Copy out all lines that carry the word "major".

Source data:
☆ ☆ ☆ ☆
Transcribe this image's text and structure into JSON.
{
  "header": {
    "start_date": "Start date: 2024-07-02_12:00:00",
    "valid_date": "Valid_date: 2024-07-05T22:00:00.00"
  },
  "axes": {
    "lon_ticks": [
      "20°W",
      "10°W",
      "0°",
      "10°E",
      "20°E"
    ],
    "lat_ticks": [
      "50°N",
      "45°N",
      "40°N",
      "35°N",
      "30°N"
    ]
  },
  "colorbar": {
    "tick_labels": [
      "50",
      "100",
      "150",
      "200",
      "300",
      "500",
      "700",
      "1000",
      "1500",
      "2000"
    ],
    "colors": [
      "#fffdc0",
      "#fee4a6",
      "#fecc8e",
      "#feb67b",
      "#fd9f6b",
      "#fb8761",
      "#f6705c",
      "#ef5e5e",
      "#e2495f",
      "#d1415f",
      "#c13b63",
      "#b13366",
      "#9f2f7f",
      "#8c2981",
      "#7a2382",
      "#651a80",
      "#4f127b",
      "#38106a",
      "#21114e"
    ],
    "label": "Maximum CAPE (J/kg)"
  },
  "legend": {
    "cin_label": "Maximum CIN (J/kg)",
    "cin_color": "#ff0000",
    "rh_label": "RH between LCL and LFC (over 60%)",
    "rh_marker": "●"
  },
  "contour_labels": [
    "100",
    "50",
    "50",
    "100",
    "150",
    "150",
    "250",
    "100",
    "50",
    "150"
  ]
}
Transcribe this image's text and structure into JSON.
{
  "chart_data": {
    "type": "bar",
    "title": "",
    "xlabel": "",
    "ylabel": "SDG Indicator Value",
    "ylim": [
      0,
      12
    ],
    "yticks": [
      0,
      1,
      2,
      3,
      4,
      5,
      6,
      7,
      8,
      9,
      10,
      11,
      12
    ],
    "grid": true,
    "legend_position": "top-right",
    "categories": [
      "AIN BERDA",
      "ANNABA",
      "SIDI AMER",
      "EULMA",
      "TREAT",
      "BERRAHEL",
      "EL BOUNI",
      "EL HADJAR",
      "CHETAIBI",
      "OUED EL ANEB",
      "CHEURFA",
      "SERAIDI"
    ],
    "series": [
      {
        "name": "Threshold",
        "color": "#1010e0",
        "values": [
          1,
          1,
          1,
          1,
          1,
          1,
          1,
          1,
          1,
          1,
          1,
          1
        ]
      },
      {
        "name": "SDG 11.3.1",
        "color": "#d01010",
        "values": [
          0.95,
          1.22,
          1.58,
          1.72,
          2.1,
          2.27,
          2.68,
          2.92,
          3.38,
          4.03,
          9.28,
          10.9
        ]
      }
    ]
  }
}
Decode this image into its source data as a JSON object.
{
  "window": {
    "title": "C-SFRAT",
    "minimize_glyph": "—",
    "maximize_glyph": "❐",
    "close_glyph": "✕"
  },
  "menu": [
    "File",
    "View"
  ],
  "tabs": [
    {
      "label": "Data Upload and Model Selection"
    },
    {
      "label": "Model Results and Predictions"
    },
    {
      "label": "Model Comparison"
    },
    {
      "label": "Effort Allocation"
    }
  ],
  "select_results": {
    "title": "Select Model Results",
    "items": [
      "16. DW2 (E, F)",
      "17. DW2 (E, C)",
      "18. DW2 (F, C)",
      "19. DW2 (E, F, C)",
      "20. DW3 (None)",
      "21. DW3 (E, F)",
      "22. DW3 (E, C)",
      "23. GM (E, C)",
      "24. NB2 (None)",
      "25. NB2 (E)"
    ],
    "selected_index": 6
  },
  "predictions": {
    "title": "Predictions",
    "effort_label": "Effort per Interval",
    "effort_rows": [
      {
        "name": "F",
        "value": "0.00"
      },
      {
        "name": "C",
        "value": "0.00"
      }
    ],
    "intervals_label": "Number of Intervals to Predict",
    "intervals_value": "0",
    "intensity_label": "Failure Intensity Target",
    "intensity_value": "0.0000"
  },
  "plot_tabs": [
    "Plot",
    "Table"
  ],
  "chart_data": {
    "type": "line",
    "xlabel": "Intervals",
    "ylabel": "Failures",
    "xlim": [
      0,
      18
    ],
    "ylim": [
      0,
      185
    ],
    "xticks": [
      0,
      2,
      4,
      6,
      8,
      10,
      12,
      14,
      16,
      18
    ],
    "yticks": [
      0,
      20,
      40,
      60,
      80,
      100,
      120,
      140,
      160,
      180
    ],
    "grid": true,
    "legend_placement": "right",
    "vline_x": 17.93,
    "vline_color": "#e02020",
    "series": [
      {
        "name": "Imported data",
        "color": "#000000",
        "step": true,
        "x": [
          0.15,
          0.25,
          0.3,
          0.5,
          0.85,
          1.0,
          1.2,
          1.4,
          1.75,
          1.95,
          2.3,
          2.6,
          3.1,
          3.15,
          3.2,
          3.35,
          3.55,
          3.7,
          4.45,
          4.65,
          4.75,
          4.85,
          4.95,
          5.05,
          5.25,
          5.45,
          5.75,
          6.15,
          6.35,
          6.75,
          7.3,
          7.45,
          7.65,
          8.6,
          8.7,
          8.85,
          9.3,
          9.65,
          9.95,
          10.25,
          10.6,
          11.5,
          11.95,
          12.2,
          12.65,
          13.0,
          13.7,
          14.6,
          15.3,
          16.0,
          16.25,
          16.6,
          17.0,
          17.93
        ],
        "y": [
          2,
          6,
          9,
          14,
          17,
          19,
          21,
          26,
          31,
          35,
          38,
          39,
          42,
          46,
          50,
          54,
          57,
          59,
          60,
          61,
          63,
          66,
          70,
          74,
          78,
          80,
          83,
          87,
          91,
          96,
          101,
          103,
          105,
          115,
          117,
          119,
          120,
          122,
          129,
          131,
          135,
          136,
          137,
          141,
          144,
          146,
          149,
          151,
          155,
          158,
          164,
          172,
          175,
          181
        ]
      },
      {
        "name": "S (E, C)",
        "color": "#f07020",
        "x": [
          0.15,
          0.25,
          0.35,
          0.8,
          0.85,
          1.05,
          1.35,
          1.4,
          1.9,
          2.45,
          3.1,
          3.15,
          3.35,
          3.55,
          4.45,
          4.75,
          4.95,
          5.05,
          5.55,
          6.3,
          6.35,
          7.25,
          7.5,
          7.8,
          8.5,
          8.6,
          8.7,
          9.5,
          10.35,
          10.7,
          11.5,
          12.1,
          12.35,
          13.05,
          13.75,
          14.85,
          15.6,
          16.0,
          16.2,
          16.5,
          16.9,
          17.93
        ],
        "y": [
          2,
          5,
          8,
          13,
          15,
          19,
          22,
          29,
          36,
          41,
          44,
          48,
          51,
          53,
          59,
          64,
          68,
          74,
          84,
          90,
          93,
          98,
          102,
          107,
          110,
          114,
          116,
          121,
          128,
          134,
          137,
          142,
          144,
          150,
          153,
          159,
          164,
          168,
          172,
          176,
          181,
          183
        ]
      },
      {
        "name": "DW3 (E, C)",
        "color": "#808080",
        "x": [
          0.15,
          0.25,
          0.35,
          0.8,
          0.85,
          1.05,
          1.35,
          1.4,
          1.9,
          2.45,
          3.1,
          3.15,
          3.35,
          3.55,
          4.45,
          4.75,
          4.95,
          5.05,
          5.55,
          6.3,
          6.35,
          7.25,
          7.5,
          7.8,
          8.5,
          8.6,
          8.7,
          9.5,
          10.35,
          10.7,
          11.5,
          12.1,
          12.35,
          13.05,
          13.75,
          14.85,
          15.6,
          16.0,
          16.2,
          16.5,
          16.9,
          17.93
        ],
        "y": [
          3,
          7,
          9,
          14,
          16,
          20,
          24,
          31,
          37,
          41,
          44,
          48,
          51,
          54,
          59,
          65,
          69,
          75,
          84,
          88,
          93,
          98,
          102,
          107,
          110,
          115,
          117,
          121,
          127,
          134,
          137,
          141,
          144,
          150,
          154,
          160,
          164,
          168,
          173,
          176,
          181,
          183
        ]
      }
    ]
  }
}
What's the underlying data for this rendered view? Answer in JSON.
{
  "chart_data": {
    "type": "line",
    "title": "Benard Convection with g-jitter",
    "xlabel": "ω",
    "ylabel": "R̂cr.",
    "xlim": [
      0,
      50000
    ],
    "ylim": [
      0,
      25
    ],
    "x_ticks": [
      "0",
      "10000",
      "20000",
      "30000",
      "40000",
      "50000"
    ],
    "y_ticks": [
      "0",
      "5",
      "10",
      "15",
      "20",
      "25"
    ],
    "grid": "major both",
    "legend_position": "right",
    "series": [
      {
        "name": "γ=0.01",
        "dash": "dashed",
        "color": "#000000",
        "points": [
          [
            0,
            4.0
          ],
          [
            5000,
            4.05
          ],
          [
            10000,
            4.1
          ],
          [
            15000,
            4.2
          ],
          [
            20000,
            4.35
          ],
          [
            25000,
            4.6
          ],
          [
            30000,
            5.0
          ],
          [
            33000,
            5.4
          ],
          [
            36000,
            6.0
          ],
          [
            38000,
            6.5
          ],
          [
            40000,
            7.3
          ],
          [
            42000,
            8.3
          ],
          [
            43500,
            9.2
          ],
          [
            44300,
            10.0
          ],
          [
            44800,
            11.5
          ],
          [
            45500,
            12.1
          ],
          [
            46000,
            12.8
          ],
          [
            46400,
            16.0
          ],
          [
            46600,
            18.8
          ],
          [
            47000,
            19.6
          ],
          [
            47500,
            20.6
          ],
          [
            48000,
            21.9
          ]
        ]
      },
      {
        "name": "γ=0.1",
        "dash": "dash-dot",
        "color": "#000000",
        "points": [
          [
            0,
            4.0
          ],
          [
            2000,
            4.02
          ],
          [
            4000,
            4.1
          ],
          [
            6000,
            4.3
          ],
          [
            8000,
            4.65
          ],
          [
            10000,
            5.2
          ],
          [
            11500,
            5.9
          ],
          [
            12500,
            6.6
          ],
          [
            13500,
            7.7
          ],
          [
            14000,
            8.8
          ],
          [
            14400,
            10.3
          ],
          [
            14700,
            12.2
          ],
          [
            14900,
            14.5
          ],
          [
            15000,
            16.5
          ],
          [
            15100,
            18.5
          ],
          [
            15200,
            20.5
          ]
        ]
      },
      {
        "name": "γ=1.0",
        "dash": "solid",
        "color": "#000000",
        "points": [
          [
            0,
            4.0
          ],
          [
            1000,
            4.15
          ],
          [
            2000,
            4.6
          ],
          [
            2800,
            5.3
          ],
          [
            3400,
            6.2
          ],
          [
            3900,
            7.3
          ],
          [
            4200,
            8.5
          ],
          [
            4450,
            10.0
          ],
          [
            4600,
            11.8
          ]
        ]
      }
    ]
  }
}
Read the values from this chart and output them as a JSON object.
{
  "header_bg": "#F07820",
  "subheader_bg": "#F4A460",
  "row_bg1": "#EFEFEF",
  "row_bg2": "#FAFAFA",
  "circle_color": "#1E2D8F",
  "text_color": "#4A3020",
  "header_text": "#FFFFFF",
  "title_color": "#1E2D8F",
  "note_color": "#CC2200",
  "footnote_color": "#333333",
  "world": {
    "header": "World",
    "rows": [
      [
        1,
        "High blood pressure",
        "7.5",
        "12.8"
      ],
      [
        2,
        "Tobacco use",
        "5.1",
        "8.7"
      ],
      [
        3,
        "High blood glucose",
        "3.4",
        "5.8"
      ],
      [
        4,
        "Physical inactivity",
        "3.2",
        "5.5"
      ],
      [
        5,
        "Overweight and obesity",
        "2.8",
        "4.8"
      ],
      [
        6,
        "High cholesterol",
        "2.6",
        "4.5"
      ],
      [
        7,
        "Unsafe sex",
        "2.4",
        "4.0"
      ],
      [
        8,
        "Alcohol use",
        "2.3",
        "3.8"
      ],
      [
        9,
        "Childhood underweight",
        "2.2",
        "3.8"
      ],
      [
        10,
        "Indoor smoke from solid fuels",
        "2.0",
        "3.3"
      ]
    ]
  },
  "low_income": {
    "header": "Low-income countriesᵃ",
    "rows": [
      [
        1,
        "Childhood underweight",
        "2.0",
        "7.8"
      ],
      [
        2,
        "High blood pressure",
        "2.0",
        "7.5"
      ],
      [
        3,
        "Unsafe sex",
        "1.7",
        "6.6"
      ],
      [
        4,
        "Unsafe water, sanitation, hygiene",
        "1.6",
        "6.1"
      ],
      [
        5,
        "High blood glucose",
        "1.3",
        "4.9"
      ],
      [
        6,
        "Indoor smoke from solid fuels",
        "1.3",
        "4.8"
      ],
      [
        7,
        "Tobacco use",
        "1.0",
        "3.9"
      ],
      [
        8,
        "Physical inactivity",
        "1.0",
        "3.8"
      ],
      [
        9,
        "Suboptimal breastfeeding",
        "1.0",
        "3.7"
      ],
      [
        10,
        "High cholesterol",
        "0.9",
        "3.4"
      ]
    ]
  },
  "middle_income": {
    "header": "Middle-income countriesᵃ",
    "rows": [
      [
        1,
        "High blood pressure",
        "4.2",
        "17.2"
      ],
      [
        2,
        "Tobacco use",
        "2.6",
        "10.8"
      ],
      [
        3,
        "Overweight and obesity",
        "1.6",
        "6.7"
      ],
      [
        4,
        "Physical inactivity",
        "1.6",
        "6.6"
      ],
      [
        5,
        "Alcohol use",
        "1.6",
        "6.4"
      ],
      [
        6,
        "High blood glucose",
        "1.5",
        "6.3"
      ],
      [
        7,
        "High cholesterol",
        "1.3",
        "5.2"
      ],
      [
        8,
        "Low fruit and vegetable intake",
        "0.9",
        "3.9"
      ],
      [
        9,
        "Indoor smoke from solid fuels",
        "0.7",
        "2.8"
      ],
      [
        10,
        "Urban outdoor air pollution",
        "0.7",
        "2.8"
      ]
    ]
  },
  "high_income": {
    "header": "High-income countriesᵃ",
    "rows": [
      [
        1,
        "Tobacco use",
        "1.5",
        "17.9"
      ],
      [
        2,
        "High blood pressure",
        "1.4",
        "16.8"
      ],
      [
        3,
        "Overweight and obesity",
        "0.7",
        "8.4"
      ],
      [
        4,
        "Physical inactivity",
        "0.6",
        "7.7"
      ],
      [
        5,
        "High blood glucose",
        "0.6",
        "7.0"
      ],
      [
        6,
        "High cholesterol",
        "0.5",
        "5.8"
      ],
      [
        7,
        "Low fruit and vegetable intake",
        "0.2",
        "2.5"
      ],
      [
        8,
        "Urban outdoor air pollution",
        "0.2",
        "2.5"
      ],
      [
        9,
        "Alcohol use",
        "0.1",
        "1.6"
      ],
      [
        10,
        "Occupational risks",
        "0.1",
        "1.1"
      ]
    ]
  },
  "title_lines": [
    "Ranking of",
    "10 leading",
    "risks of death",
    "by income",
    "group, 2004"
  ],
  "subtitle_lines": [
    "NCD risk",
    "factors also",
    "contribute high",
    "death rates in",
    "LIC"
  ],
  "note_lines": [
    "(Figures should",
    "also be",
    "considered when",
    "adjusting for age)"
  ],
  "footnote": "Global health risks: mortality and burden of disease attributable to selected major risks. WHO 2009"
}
☆ ☆ ☆ ☆
_TASK SOLUTION_
    "grid": "major both",
  "footnote": "Global health risks: mortality and burden of disease attributable to selected major risks. WHO 2009"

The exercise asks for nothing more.